■ **PROBLEM**
Compute how many lines in the entries below contain "figure", and output nothing but the number.

-- START --

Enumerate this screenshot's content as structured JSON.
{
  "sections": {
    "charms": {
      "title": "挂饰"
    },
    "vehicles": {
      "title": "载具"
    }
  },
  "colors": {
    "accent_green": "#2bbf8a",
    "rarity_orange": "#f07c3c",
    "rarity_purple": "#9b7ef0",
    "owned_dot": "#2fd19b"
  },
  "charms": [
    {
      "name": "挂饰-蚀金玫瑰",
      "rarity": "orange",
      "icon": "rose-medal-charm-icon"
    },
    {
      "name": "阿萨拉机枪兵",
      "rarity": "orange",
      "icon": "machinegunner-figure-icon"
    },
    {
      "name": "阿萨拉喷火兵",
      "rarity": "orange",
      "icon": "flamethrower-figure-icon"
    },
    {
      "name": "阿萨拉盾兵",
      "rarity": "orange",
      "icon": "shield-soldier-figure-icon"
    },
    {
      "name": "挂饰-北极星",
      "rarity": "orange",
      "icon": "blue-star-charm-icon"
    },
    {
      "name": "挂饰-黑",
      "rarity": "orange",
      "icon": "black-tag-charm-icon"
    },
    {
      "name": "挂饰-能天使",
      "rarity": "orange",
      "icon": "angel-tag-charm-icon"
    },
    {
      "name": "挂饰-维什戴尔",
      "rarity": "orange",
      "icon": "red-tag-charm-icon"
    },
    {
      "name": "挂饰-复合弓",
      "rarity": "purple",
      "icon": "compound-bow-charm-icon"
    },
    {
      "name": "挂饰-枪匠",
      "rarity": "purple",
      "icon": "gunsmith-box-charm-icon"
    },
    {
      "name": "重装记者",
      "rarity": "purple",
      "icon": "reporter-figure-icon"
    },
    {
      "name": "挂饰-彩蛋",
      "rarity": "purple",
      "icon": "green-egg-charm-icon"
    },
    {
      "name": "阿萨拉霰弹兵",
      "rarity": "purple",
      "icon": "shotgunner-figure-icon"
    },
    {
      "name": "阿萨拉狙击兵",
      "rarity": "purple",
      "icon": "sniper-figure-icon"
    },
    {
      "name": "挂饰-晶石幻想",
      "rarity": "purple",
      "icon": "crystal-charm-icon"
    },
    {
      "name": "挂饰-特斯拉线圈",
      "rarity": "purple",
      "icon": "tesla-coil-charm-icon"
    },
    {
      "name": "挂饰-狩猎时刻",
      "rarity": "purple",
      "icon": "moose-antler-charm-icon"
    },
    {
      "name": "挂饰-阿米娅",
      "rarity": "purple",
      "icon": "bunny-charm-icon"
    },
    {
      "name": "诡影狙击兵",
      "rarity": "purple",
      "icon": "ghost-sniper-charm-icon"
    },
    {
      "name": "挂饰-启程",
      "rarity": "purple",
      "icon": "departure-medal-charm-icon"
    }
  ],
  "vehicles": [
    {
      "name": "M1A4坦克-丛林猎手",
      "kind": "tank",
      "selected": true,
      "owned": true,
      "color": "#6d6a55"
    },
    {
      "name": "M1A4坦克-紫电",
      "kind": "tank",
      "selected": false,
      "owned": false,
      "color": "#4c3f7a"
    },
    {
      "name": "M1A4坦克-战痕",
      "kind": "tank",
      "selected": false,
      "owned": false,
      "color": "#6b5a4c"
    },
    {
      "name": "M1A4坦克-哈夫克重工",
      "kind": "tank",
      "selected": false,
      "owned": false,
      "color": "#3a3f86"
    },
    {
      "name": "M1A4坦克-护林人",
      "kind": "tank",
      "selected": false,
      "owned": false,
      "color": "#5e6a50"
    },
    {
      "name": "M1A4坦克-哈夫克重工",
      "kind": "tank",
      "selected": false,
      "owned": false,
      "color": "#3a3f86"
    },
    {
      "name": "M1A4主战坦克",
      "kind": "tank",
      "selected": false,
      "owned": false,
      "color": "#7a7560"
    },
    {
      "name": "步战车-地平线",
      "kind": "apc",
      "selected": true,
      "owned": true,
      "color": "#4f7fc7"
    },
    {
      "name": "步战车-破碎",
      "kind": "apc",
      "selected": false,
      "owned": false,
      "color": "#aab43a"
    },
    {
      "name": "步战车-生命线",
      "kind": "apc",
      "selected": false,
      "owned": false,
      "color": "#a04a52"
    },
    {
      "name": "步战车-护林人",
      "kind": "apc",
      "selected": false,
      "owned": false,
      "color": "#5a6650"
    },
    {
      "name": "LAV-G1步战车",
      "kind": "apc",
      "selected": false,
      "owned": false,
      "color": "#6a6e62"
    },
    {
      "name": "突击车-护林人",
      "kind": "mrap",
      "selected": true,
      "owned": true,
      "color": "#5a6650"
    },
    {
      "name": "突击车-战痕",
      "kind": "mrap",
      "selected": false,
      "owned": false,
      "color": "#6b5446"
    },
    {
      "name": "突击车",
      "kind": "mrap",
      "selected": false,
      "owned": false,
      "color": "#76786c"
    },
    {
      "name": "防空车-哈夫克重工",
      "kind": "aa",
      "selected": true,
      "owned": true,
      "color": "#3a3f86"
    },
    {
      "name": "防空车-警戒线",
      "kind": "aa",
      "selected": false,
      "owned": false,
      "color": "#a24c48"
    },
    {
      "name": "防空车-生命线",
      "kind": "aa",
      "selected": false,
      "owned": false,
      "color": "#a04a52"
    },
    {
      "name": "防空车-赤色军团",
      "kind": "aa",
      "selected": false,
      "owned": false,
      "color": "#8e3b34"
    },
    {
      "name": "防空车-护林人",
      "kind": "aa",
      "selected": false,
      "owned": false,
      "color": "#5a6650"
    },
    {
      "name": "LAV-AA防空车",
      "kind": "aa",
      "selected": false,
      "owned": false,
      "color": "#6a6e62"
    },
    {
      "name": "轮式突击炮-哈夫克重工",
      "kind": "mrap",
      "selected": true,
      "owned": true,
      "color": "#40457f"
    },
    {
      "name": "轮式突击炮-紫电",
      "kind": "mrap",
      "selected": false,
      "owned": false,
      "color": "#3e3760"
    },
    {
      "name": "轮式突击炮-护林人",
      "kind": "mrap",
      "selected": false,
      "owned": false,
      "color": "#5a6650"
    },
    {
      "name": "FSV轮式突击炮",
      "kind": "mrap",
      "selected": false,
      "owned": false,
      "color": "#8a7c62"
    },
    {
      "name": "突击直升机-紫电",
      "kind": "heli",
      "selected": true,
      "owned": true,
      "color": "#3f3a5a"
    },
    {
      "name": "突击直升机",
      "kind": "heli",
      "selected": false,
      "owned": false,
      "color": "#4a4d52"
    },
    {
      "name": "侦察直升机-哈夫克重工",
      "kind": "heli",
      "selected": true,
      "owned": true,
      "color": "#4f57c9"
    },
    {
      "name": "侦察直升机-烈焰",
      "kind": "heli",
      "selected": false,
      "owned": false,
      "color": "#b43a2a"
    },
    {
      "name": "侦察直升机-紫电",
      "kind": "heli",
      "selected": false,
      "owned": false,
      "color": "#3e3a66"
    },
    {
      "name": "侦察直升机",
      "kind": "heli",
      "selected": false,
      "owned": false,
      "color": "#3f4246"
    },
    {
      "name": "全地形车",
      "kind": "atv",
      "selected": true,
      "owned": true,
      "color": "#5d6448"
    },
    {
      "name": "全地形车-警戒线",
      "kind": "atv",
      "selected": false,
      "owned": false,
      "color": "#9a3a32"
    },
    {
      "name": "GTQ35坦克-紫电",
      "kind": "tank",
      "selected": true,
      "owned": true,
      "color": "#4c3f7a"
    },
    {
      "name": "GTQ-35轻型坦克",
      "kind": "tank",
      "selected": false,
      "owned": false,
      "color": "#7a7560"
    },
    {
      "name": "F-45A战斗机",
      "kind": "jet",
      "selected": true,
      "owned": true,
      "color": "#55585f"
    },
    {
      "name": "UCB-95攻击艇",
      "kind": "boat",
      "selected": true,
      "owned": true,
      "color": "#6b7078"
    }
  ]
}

-- END --

■ **REPLY TO THE TASK**
6